▶ _Instruction_
Scan the entries for the string "тканью" and give the number of lines that have it, nothing further.

▶ _Provided data_
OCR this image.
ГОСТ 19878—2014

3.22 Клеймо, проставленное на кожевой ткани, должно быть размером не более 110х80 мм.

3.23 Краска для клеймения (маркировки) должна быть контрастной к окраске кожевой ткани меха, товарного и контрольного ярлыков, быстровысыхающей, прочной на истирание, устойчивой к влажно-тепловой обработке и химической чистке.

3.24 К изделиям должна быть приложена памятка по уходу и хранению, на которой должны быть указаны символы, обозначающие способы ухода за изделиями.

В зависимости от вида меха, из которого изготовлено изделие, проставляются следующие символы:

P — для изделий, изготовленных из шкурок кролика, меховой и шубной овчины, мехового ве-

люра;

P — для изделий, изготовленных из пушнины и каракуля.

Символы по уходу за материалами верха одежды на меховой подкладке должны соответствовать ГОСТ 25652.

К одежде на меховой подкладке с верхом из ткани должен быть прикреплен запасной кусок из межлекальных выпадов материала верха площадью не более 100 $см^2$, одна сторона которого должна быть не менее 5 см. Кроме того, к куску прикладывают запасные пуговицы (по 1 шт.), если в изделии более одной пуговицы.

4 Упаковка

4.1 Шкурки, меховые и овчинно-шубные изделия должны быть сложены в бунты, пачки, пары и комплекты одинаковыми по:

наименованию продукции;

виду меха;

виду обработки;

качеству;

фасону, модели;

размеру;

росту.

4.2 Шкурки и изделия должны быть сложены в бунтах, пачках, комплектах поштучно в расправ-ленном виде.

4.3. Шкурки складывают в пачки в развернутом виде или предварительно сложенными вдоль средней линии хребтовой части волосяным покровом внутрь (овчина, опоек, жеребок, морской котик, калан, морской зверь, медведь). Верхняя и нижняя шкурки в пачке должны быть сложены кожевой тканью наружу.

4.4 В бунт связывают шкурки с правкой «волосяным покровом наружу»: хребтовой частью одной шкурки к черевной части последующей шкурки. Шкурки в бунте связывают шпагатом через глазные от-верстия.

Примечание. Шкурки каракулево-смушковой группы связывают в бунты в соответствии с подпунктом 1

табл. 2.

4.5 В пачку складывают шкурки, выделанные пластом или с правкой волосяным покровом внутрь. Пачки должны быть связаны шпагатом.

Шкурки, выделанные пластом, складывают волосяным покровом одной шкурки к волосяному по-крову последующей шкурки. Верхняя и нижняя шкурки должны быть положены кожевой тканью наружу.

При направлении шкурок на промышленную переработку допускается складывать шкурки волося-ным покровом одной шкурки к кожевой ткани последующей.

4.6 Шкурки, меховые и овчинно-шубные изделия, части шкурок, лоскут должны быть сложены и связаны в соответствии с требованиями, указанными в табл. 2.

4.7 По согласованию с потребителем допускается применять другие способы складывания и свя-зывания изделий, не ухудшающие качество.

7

▶ _The completed task_
2